[Data items]
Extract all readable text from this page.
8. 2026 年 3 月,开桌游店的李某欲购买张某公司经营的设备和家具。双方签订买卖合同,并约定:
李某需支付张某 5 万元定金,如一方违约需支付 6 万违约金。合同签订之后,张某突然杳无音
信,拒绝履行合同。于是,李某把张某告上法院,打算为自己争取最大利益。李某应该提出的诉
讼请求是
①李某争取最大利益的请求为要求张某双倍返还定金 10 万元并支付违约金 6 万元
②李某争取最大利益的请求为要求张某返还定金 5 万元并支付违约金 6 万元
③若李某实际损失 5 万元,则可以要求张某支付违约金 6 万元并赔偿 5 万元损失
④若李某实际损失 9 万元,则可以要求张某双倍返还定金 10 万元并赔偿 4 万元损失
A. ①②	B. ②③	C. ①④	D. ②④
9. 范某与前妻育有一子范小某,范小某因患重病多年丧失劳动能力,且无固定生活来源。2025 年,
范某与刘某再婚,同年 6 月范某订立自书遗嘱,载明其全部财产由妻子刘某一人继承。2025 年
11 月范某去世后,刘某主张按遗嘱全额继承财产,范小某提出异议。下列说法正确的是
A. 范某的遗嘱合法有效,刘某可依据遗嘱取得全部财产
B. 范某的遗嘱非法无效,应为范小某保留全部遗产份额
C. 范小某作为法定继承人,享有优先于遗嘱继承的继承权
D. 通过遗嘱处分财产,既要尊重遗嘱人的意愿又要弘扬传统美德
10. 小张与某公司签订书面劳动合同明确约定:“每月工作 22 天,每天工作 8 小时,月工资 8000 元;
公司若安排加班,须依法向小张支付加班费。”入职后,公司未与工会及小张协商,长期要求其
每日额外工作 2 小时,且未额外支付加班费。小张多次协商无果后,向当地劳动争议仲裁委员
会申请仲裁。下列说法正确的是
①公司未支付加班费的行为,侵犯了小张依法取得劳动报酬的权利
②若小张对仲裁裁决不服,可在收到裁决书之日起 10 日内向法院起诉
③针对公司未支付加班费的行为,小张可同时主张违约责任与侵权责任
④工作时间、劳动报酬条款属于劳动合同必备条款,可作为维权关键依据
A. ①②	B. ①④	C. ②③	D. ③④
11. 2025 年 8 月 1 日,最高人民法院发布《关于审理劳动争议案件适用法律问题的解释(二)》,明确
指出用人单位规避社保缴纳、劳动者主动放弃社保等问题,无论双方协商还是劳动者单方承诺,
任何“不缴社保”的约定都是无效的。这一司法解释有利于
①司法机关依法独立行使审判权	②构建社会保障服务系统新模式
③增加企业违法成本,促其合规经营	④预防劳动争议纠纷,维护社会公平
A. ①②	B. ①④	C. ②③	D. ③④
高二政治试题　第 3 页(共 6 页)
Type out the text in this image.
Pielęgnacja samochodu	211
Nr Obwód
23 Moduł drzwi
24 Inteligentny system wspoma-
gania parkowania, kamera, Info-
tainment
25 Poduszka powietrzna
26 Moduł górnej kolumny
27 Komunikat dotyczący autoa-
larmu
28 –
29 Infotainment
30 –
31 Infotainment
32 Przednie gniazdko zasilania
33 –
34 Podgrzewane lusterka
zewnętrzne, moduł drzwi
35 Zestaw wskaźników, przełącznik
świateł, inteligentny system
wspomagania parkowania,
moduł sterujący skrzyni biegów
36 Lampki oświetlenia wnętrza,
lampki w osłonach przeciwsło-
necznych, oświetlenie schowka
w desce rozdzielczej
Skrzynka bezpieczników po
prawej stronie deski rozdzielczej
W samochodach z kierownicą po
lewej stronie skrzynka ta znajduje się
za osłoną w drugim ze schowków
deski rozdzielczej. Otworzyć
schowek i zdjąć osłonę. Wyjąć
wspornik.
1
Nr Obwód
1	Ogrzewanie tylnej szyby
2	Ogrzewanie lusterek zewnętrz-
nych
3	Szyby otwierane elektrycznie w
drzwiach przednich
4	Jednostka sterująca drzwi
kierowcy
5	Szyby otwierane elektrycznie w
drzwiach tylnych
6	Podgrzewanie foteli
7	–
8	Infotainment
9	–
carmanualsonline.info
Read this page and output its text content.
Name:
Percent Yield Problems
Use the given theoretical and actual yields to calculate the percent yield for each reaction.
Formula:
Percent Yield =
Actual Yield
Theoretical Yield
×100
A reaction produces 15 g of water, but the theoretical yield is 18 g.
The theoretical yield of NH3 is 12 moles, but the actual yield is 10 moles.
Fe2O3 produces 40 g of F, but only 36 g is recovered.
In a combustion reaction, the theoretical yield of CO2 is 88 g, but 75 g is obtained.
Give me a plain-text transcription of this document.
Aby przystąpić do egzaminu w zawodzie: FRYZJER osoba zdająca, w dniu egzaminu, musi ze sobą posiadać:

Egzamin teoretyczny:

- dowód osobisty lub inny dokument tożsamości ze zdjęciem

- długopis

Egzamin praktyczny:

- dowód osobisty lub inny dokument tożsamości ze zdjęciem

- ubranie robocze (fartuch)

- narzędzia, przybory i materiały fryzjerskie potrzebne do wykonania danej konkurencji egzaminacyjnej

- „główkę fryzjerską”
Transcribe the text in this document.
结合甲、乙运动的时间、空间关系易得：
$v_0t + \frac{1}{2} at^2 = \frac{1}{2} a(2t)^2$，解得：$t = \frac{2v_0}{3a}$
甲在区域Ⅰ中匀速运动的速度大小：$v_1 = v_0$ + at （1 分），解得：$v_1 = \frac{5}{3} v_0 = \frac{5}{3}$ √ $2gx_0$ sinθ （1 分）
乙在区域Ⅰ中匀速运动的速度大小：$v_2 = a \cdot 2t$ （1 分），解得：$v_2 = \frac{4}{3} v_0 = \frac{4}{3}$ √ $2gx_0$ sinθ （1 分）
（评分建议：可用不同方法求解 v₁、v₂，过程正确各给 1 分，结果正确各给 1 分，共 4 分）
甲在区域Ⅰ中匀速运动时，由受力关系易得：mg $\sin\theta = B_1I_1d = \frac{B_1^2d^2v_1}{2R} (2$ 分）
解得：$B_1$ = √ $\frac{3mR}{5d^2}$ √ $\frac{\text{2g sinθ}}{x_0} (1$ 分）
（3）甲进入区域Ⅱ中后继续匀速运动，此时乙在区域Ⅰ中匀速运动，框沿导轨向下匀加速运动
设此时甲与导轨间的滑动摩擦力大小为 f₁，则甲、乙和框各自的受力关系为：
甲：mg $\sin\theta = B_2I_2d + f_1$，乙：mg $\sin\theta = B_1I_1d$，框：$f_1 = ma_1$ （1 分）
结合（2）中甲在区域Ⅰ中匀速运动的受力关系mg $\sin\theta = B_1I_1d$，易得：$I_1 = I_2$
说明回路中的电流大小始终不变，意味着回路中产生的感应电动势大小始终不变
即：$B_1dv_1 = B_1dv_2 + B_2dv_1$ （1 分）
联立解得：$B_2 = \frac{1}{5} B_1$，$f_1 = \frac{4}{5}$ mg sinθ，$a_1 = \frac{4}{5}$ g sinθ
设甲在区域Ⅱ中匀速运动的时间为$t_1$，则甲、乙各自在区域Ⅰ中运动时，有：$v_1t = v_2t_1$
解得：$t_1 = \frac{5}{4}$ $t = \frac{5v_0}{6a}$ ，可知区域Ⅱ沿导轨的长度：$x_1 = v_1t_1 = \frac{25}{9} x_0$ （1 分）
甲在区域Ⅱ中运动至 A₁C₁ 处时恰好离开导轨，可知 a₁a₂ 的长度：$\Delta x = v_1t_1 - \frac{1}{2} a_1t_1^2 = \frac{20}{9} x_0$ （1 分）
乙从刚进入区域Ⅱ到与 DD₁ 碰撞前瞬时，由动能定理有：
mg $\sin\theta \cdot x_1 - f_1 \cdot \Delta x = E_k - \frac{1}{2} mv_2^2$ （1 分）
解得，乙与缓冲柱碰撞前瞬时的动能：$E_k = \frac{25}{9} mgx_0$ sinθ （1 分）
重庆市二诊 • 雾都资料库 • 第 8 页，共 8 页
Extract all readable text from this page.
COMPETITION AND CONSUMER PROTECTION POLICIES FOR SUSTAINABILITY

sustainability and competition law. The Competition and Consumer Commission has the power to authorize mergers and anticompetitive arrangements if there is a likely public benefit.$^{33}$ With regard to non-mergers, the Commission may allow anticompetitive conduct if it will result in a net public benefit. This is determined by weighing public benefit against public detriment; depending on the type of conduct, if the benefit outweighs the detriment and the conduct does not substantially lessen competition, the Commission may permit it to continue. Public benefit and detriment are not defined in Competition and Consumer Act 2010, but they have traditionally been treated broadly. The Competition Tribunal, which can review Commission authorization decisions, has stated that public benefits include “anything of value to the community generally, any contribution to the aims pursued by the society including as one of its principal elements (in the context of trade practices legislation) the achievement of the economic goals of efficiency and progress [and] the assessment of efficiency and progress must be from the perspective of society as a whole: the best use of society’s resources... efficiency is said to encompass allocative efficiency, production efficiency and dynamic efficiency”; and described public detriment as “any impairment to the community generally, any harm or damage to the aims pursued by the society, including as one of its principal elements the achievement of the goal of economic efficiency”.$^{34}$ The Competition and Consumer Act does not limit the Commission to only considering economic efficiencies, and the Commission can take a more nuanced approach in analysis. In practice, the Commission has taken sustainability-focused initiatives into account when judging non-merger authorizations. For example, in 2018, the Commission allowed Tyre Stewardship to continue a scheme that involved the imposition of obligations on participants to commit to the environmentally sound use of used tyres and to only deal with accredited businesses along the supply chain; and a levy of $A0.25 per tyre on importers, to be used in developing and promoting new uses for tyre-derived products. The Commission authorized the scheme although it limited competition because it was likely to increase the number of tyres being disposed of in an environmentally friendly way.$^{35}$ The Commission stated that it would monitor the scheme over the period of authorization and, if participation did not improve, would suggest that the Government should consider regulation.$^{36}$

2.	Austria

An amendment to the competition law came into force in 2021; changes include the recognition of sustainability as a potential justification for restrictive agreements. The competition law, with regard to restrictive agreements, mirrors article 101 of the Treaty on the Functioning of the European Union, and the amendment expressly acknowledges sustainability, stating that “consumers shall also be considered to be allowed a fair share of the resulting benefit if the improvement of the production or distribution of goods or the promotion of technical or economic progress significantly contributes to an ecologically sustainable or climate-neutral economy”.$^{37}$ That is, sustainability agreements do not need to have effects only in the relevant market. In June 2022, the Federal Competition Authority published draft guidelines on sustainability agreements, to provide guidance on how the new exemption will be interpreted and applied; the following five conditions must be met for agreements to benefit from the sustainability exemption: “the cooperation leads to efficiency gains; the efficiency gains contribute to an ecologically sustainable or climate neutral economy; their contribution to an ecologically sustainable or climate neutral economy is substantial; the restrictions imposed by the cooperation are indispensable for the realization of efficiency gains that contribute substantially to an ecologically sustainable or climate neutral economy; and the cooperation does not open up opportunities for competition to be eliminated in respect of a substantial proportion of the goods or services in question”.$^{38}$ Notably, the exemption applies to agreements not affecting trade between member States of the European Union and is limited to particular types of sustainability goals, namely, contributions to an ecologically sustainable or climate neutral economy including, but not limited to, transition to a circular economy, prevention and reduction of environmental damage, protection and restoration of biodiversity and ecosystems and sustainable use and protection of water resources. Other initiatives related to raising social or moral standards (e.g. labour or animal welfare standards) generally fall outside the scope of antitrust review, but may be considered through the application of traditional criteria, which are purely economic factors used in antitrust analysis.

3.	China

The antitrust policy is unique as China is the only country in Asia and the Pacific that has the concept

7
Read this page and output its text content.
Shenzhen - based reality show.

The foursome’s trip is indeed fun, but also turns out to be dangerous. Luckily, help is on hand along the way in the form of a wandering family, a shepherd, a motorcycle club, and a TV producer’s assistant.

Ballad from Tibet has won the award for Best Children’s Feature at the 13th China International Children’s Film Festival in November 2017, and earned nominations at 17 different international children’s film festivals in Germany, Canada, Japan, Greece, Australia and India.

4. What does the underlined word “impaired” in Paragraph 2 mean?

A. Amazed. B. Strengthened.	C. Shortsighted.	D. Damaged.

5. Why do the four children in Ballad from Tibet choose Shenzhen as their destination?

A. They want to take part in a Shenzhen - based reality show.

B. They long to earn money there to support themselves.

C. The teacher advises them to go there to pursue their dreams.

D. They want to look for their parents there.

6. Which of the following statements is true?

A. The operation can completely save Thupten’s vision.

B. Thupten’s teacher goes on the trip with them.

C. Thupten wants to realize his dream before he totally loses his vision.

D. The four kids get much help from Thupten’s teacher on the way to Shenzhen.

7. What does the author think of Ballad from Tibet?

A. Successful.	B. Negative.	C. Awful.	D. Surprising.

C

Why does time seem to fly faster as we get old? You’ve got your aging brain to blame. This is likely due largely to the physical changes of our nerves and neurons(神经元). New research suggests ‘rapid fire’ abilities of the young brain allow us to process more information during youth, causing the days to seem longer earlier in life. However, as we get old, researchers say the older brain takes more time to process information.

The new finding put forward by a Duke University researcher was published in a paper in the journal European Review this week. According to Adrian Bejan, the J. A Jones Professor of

Problem:
Pull out all lines of the data with the string "children".

The result:
Ballad from Tibet has won the award for Best Children’s Feature at the 13th China International Children’s Film Festival in November 2017, and earned nominations at 17 different international children’s film festivals in Germany, Canada, Japan, Greece, Australia and India.
5. Why do the four children in Ballad from Tibet choose Shenzhen as their destination?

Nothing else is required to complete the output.